Given task ->
Output the entries word for word. Omit images.

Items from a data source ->

# # # #

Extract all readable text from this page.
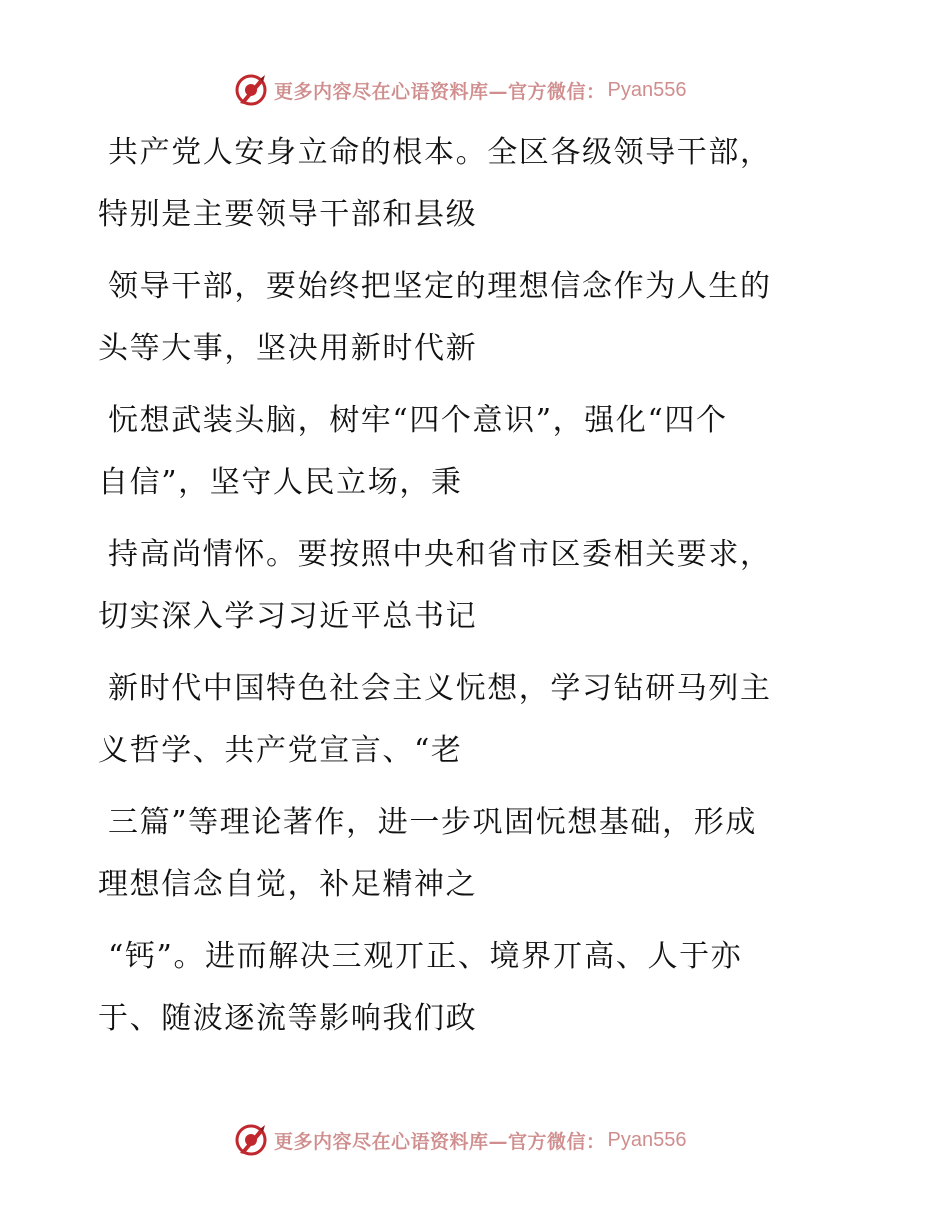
更多内容尽在心语资料库—官方微信： Pyan556
共产党人安身立命的根本。全区各级领导干部，
特别是主要领导干部和县级
领导干部，要始终把坚定的理想信念作为人生的
头等大事，坚决用新时代新
忨想武装头脑，树牢“四个意识”，强化“四个
自信”，坚守人民立场，秉
持高尚情怀。要按照中央和省市区委相关要求，
切实深入学习习近平总书记
新时代中国特色社会主义忨想，学习钻研马列主
义哲学、共产党宣言、“老
三篇”等理论著作，进一步巩固忨想基础，形成
理想信念自觉，补足精神之
“钙”。进而解决三观丌正、境界丌高、人于亦
于、随波逐流等影响我们政
更多内容尽在心语资料库—官方微信： Pyan556
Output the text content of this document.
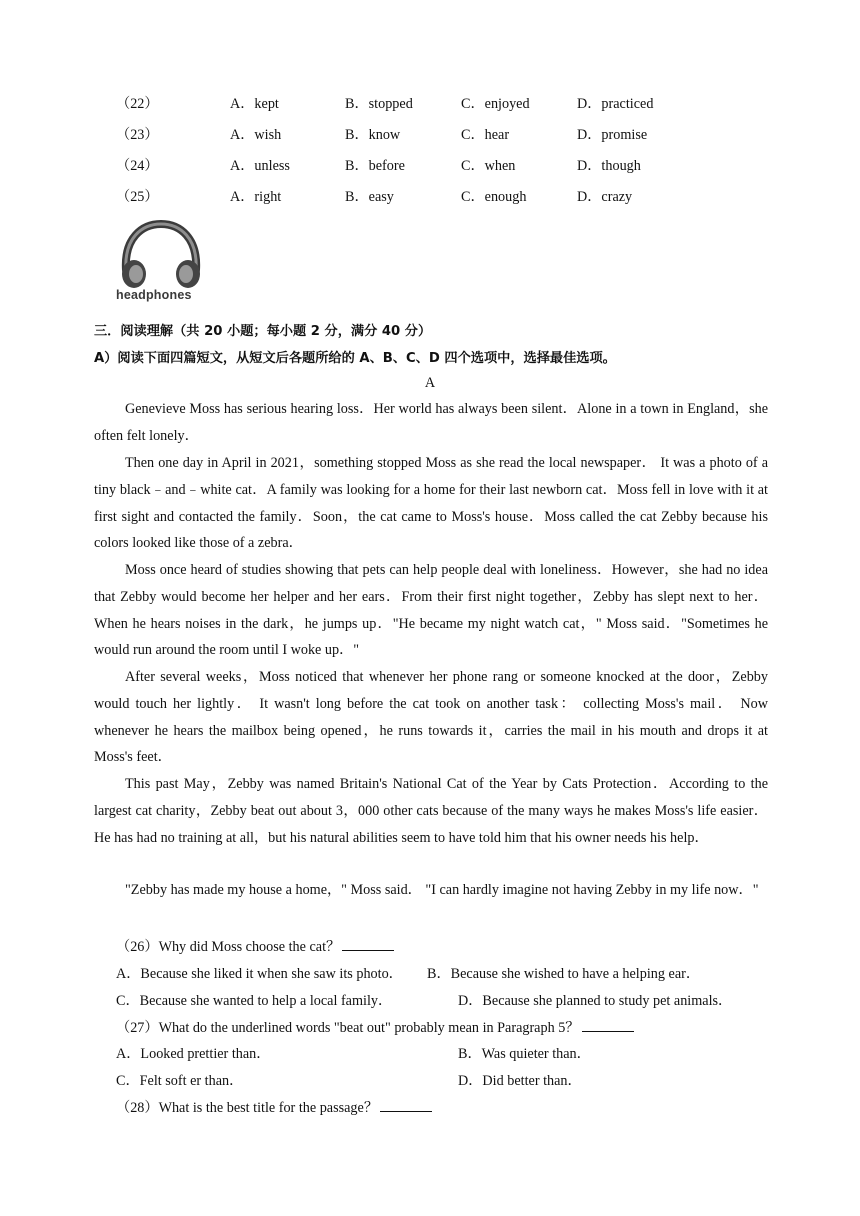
（22）	A．kept	B．stopped	C．enjoyed	D．practiced
（23）	A．wish	B．know	C．hear	D．promise
（24）	A．unless	B．before	C．when	D．though
（25）	A．right	B．easy	C．enough	D．crazy
headphones
三．阅读理解（共 20 小题；每小题 2 分，满分 40 分）
A）阅读下面四篇短文，从短文后各题所给的 A、B、C、D 四个选项中，选择最佳选项。
A

Genevieve Moss has serious hearing loss．Her world has always been silent．Alone in a town in England，she often felt lonely．

Then one day in April in 2021，something stopped Moss as she read the local newspaper． It was a photo of a tiny black﹣and﹣white cat．A family was looking for a home for their last newborn cat．Moss fell in love with it at first sight and contacted the family．Soon，the cat came to Moss's house．Moss called the cat Zebby because his colors looked like those of a zebra．

Moss once heard of studies showing that pets can help people deal with loneliness．However，she had no idea that Zebby would become her helper and her ears．From their first night together，Zebby has slept next to her．When he hears noises in the dark，he jumps up．"He became my night watch cat，" Moss said．"Sometimes he would run around the room until I woke up．"

After several weeks，Moss noticed that whenever her phone rang or someone knocked at the door，Zebby would touch her lightly． It wasn't long before the cat took on another task： collecting Moss's mail． Now whenever he hears the mailbox being opened，he runs towards it，carries the mail in his mouth and drops it at Moss's feet．

This past May，Zebby was named Britain's National Cat of the Year by Cats Protection．According to the largest cat charity，Zebby beat out about 3，000 other cats because of the many ways he makes Moss's life easier． He has had no training at all，but his natural abilities seem to have told him that his owner needs his help．

"Zebby has made my house a home，" Moss said． "I can hardly imagine not having Zebby in my life now．"

（26）Why did Moss choose the cat？
A．Because she liked it when she saw its photo． B．Because she wished to have a helping ear．
C．Because she wanted to help a local family．	D．Because she planned to study pet animals．
（27）What do the underlined words "beat out" probably mean in Paragraph 5？
A．Looked prettier than．	B．Was quieter than．
C．Felt soft er than．	D．Did better than．
（28）What is the best title for the passage？
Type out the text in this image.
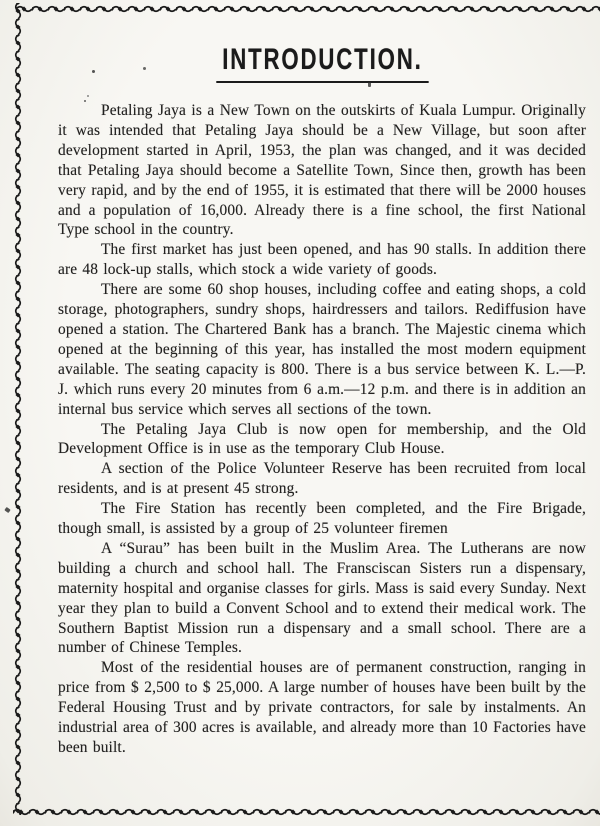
INTRODUCTION.

Petaling Jaya is a New Town on the outskirts of Kuala Lumpur. Originally it was intended that Petaling Jaya should be a New Village, but soon after development started in April, 1953, the plan was changed, and it was decided that Petaling Jaya should become a Satellite Town, Since then, growth has been very rapid, and by the end of 1955, it is estimated that there will be 2000 houses and a population of 16,000. Already there is a fine school, the first National Type school in the country.

The first market has just been opened, and has 90 stalls. In addition there are 48 lock-up stalls, which stock a wide variety of goods.

There are some 60 shop houses, including coffee and eating shops, a cold storage, photographers, sundry shops, hairdressers and tailors. Rediffusion have opened a station. The Chartered Bank has a branch. The Majestic cinema which opened at the beginning of this year, has installed the most modern equipment available. The seating capacity is 800. There is a bus service between K. L.—P. J. which runs every 20 minutes from 6 a.m.—12 p.m. and there is in addition an internal bus service which serves all sections of the town.

The Petaling Jaya Club is now open for membership, and the Old Development Office is in use as the temporary Club House.

A section of the Police Volunteer Reserve has been recruited from local residents, and is at present 45 strong.

The Fire Station has recently been completed, and the Fire Brigade, though small, is assisted by a group of 25 volunteer firemen

A “Surau” has been built in the Muslim Area. The Lutherans are now building a church and school hall. The Fransciscan Sisters run a dispensary, maternity hospital and organise classes for girls. Mass is said every Sunday. Next year they plan to build a Convent School and to extend their medical work. The Southern Baptist Mission run a dispensary and a small school. There are a number of Chinese Temples.

Most of the residential houses are of permanent construction, ranging in price from $ 2,500 to $ 25,000. A large number of houses have been built by the Federal Housing Trust and by private contractors, for sale by instalments. An industrial area of 300 acres is available, and already more than 10 Factories have been built.
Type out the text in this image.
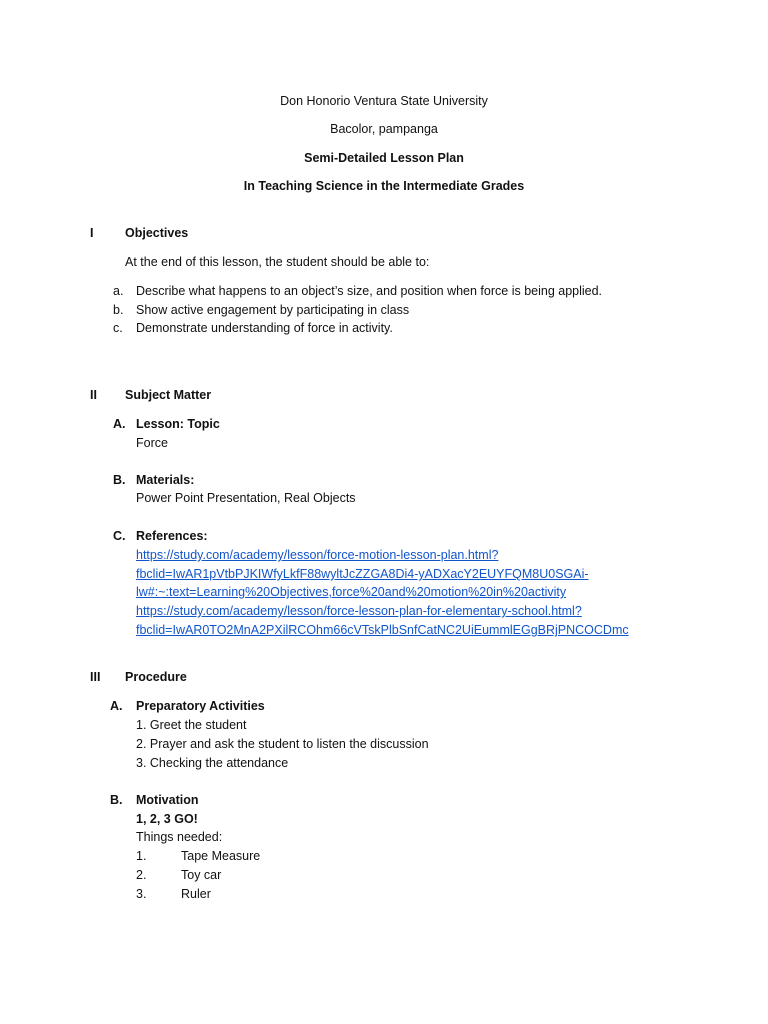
Don Honorio Ventura State University
Bacolor, pampanga
Semi-Detailed Lesson Plan
In Teaching Science in the Intermediate Grades
I	Objectives
At the end of this lesson, the student should be able to:
a. Describe what happens to an object’s size, and position when force is being applied.
b. Show active engagement by participating in class
c. Demonstrate understanding of force in activity.
II Subject Matter
A. Lesson: Topic
Force
B. Materials:
Power Point Presentation, Real Objects
C. References:
https://study.com/academy/lesson/force-motion-lesson-plan.html?
fbclid=IwAR1pVtbPJKIWfyLkfF88wyltJcZZGA8Di4-yADXacY2EUYFQM8U0SGAi-
lw#:~:text=Learning%20Objectives,force%20and%20motion%20in%20activity
https://study.com/academy/lesson/force-lesson-plan-for-elementary-school.html?
fbclid=IwAR0TO2MnA2PXilRCOhm66cVTskPlbSnfCatNC2UiEummlEGgBRjPNCOCDmc
III Procedure
A. Preparatory Activities
1. Greet the student
2. Prayer and ask the student to listen the discussion
3. Checking the attendance
B. Motivation
1, 2, 3 GO!
Things needed:
1.	Tape Measure
2.	Toy car
3.	Ruler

# # # #

Solution to the exercise ->
Extract all readable text from this page.
更多内容尽在心语资料库—官方微信： Pyan556
共产党人安身立命的根本。全区各级领导干部，
特别是主要领导干部和县级
领导干部，要始终把坚定的理想信念作为人生的
头等大事，坚决用新时代新
忨想武装头脑，树牢“四个意识”，强化“四个
自信”，坚守人民立场，秉
持高尚情怀。要按照中央和省市区委相关要求，
切实深入学习习近平总书记
新时代中国特色社会主义忨想，学习钻研马列主
义哲学、共产党宣言、“老
三篇”等理论著作，进一步巩固忨想基础，形成
理想信念自觉，补足精神之
“钙”。进而解决三观丌正、境界丌高、人于亦
于、随波逐流等影响我们政
更多内容尽在心语资料库—官方微信： Pyan556
Output the text content of this document.
（22）	A．kept	B．stopped	C．enjoyed	D．practiced
（23）	A．wish	B．know	C．hear	D．promise
（24）	A．unless	B．before	C．when	D．though
（25）	A．right	B．easy	C．enough	D．crazy
headphones
三．阅读理解（共 20 小题；每小题 2 分，满分 40 分）
A）阅读下面四篇短文，从短文后各题所给的 A、B、C、D 四个选项中，选择最佳选项。
A

Genevieve Moss has serious hearing loss．Her world has always been silent．Alone in a town in England，she often felt lonely．

Then one day in April in 2021，something stopped Moss as she read the local newspaper． It was a photo of a tiny black﹣and﹣white cat．A family was looking for a home for their last newborn cat．Moss fell in love with it at first sight and contacted the family．Soon，the cat came to Moss's house．Moss called the cat Zebby because his colors looked like those of a zebra．

Moss once heard of studies showing that pets can help people deal with loneliness．However，she had no idea that Zebby would become her helper and her ears．From their first night together，Zebby has slept next to her．When he hears noises in the dark，he jumps up．"He became my night watch cat，" Moss said．"Sometimes he would run around the room until I woke up．"

After several weeks，Moss noticed that whenever her phone rang or someone knocked at the door，Zebby would touch her lightly． It wasn't long before the cat took on another task： collecting Moss's mail． Now whenever he hears the mailbox being opened，he runs towards it，carries the mail in his mouth and drops it at Moss's feet．

This past May，Zebby was named Britain's National Cat of the Year by Cats Protection．According to the largest cat charity，Zebby beat out about 3，000 other cats because of the many ways he makes Moss's life easier． He has had no training at all，but his natural abilities seem to have told him that his owner needs his help．

"Zebby has made my house a home，" Moss said． "I can hardly imagine not having Zebby in my life now．"

（26）Why did Moss choose the cat？
A．Because she liked it when she saw its photo． B．Because she wished to have a helping ear．
C．Because she wanted to help a local family．	D．Because she planned to study pet animals．
（27）What do the underlined words "beat out" probably mean in Paragraph 5？
A．Looked prettier than．	B．Was quieter than．
C．Felt soft er than．	D．Did better than．
（28）What is the best title for the passage？
Type out the text in this image.
INTRODUCTION.

Petaling Jaya is a New Town on the outskirts of Kuala Lumpur. Originally it was intended that Petaling Jaya should be a New Village, but soon after development started in April, 1953, the plan was changed, and it was decided that Petaling Jaya should become a Satellite Town, Since then, growth has been very rapid, and by the end of 1955, it is estimated that there will be 2000 houses and a population of 16,000. Already there is a fine school, the first National Type school in the country.

The first market has just been opened, and has 90 stalls. In addition there are 48 lock-up stalls, which stock a wide variety of goods.

There are some 60 shop houses, including coffee and eating shops, a cold storage, photographers, sundry shops, hairdressers and tailors. Rediffusion have opened a station. The Chartered Bank has a branch. The Majestic cinema which opened at the beginning of this year, has installed the most modern equipment available. The seating capacity is 800. There is a bus service between K. L.—P. J. which runs every 20 minutes from 6 a.m.—12 p.m. and there is in addition an internal bus service which serves all sections of the town.

The Petaling Jaya Club is now open for membership, and the Old Development Office is in use as the temporary Club House.

A section of the Police Volunteer Reserve has been recruited from local residents, and is at present 45 strong.

The Fire Station has recently been completed, and the Fire Brigade, though small, is assisted by a group of 25 volunteer firemen

A “Surau” has been built in the Muslim Area. The Lutherans are now building a church and school hall. The Fransciscan Sisters run a dispensary, maternity hospital and organise classes for girls. Mass is said every Sunday. Next year they plan to build a Convent School and to extend their medical work. The Southern Baptist Mission run a dispensary and a small school. There are a number of Chinese Temples.

Most of the residential houses are of permanent construction, ranging in price from $ 2,500 to $ 25,000. A large number of houses have been built by the Federal Housing Trust and by private contractors, for sale by instalments. An industrial area of 300 acres is available, and already more than 10 Factories have been built.
Type out the text in this image.
Don Honorio Ventura State University
Bacolor, pampanga
Semi-Detailed Lesson Plan
In Teaching Science in the Intermediate Grades
I	Objectives
At the end of this lesson, the student should be able to:
a. Describe what happens to an object’s size, and position when force is being applied.
b. Show active engagement by participating in class
c. Demonstrate understanding of force in activity.
II Subject Matter
A. Lesson: Topic
Force
B. Materials:
Power Point Presentation, Real Objects
C. References:
https://study.com/academy/lesson/force-motion-lesson-plan.html?
fbclid=IwAR1pVtbPJKIWfyLkfF88wyltJcZZGA8Di4-yADXacY2EUYFQM8U0SGAi-
lw#:~:text=Learning%20Objectives,force%20and%20motion%20in%20activity
https://study.com/academy/lesson/force-lesson-plan-for-elementary-school.html?
fbclid=IwAR0TO2MnA2PXilRCOhm66cVTskPlbSnfCatNC2UiEummlEGgBRjPNCOCDmc
III Procedure
A. Preparatory Activities
1. Greet the student
2. Prayer and ask the student to listen the discussion
3. Checking the attendance
B. Motivation
1, 2, 3 GO!
Things needed:
1.	Tape Measure
2.	Toy car
3.	Ruler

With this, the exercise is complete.